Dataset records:
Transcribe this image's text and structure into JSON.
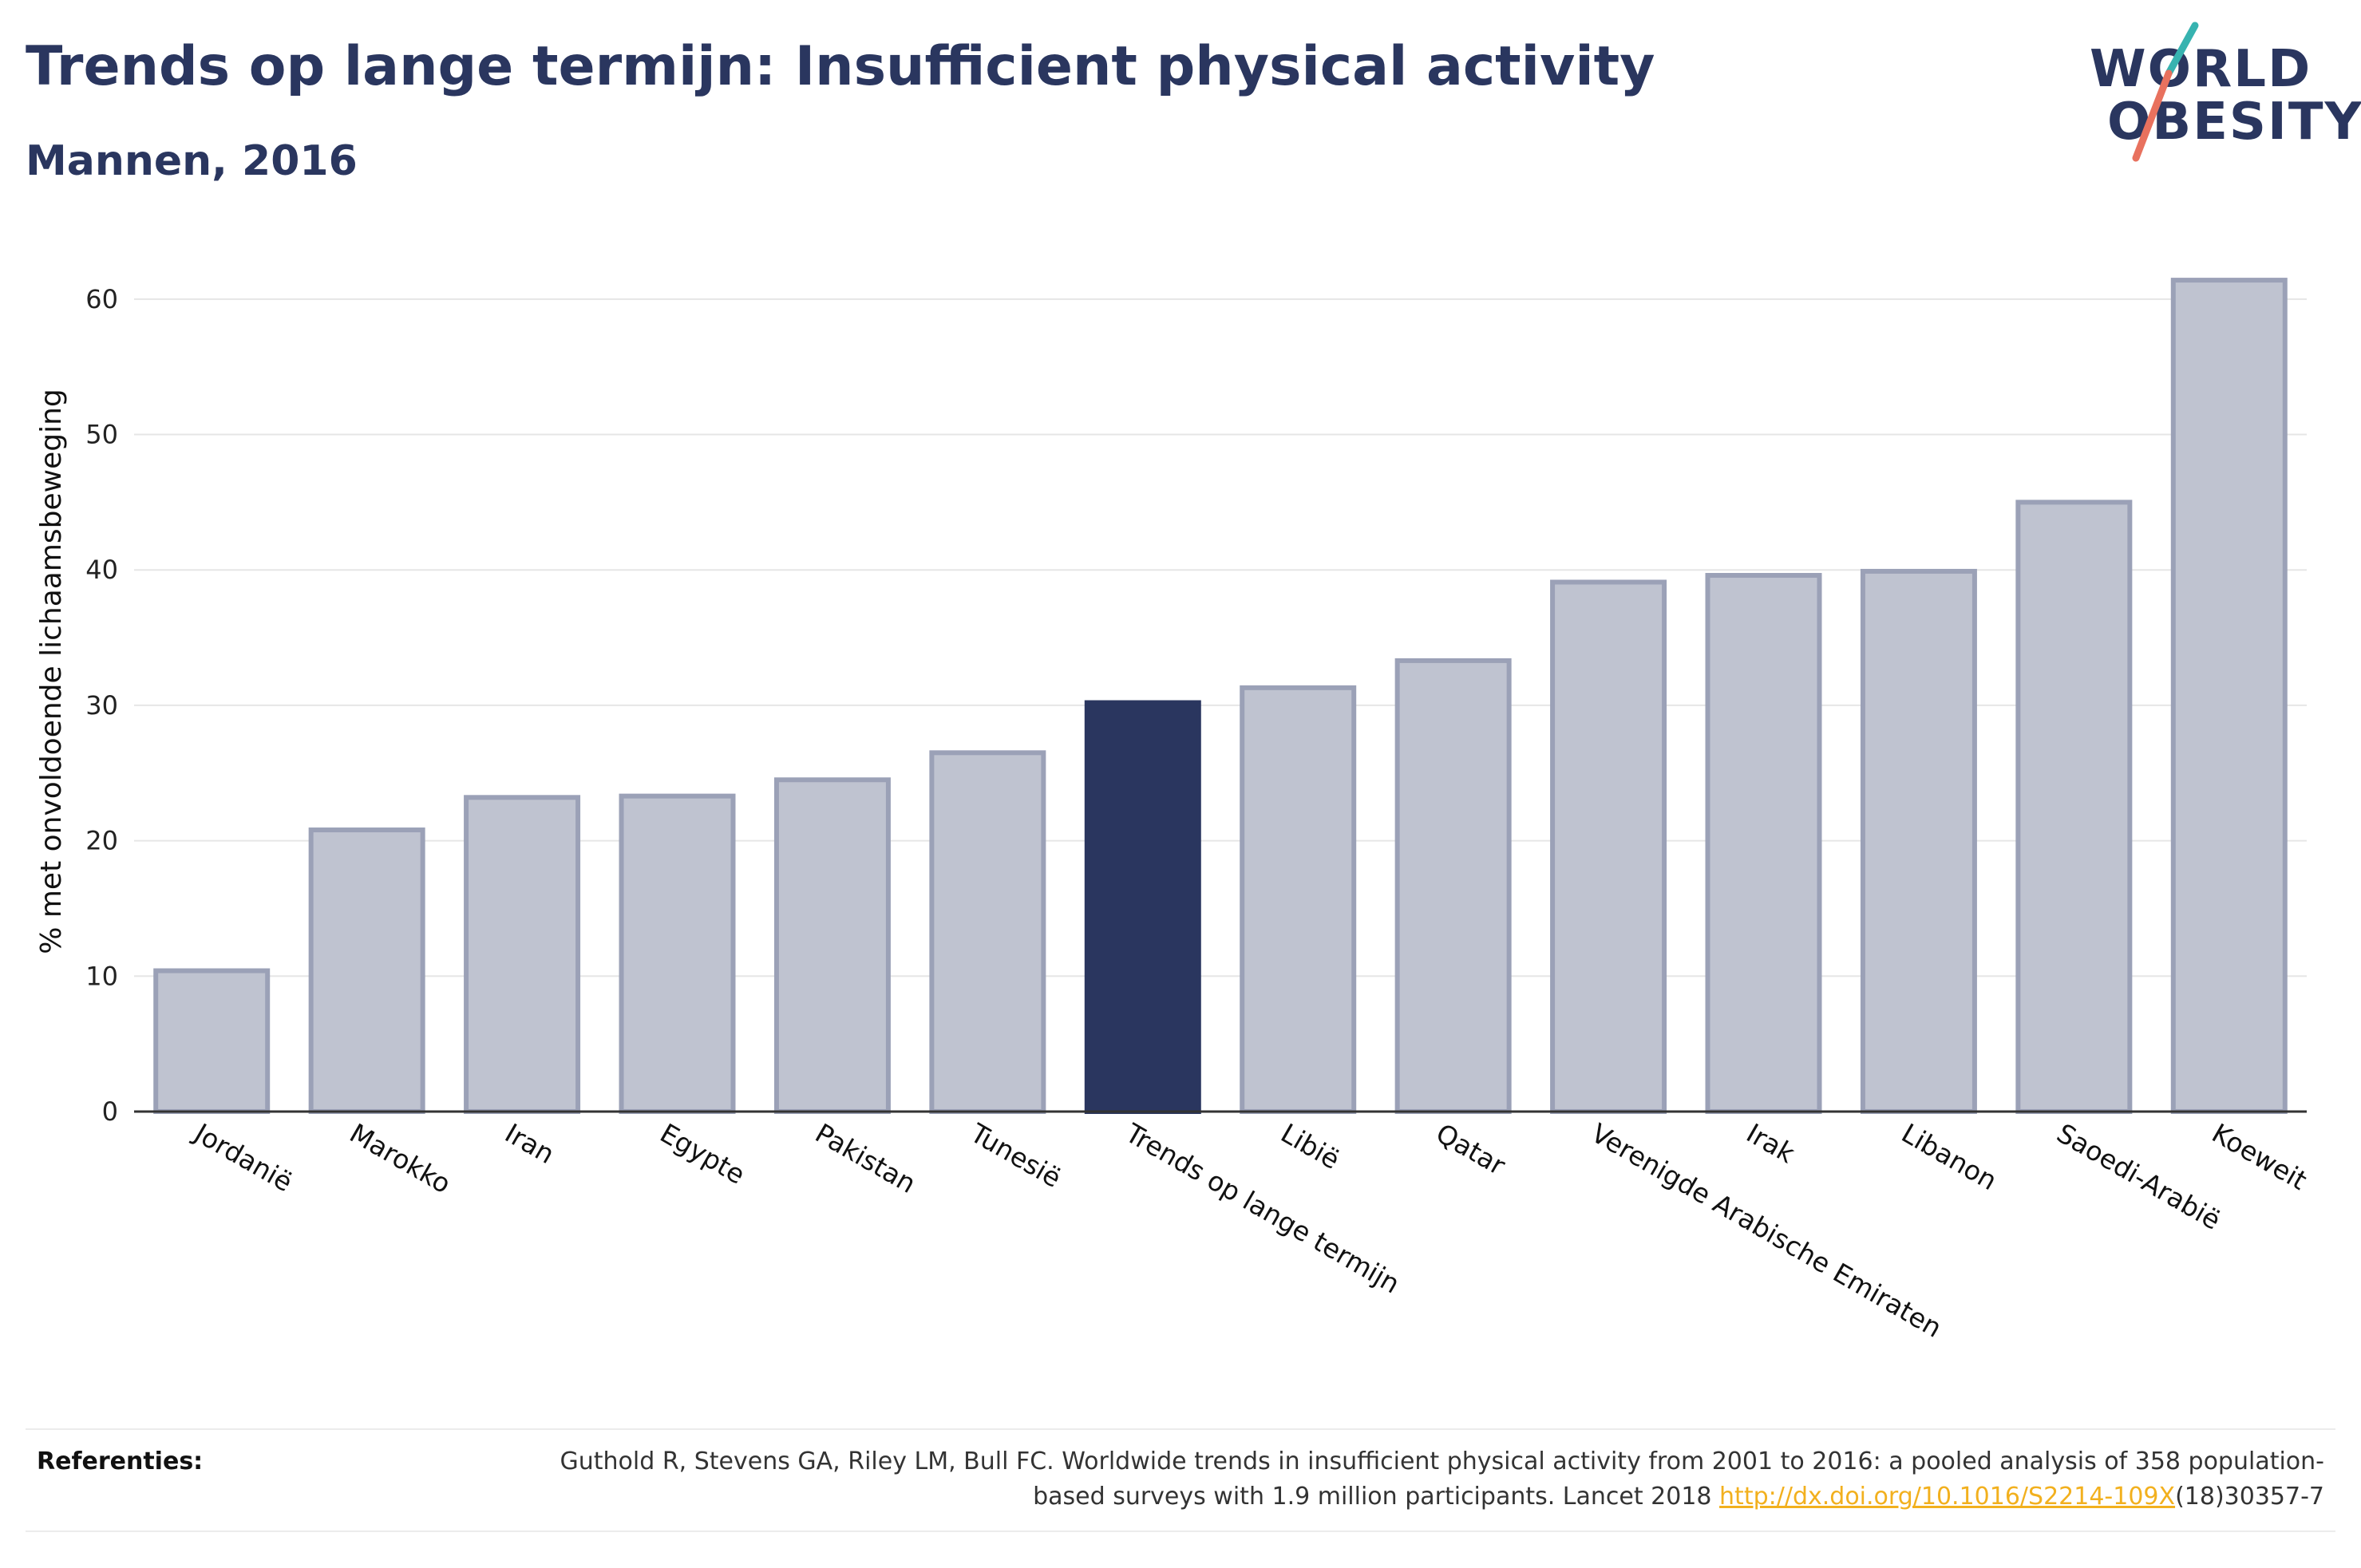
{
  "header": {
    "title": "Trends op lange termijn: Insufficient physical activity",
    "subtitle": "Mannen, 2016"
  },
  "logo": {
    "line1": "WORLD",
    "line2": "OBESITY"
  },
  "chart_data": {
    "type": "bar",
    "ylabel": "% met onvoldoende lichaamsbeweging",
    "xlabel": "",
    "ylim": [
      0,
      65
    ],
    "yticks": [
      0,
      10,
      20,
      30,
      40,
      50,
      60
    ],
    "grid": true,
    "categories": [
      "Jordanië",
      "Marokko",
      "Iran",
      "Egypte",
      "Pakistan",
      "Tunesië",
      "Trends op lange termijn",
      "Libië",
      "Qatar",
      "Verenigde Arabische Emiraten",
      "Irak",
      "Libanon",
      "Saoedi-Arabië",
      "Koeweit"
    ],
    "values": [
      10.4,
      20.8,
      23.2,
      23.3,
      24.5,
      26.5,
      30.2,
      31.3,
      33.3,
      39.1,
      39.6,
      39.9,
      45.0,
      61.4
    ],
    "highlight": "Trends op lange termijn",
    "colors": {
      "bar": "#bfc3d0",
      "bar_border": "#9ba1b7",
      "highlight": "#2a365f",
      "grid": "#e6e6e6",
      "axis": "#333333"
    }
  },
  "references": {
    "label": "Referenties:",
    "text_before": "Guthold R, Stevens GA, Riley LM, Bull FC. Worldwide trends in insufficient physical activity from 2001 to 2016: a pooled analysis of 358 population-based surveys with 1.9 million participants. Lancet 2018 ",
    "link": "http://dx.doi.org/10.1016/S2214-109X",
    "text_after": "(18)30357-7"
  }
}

■ Instruction: Above are records with pictures; repeat the records exactly and leave the pictures out.

■ Solution:
Transcribe this image's text and structure into JSON.
{
  "header": {
    "title": "Trends op lange termijn: Insufficient physical activity",
    "subtitle": "Mannen, 2016"
  },
  "logo": {
    "line1": "WORLD",
    "line2": "OBESITY"
  },
  "chart_data": {
    "type": "bar",
    "ylabel": "% met onvoldoende lichaamsbeweging",
    "xlabel": "",
    "ylim": [
      0,
      65
    ],
    "yticks": [
      0,
      10,
      20,
      30,
      40,
      50,
      60
    ],
    "grid": true,
    "categories": [
      "Jordanië",
      "Marokko",
      "Iran",
      "Egypte",
      "Pakistan",
      "Tunesië",
      "Trends op lange termijn",
      "Libië",
      "Qatar",
      "Verenigde Arabische Emiraten",
      "Irak",
      "Libanon",
      "Saoedi-Arabië",
      "Koeweit"
    ],
    "values": [
      10.4,
      20.8,
      23.2,
      23.3,
      24.5,
      26.5,
      30.2,
      31.3,
      33.3,
      39.1,
      39.6,
      39.9,
      45.0,
      61.4
    ],
    "highlight": "Trends op lange termijn",
    "colors": {
      "bar": "#bfc3d0",
      "bar_border": "#9ba1b7",
      "highlight": "#2a365f",
      "grid": "#e6e6e6",
      "axis": "#333333"
    }
  },
  "references": {
    "label": "Referenties:",
    "text_before": "Guthold R, Stevens GA, Riley LM, Bull FC. Worldwide trends in insufficient physical activity from 2001 to 2016: a pooled analysis of 358 population-based surveys with 1.9 million participants. Lancet 2018 ",
    "link": "http://dx.doi.org/10.1016/S2214-109X",
    "text_after": "(18)30357-7"
  }
}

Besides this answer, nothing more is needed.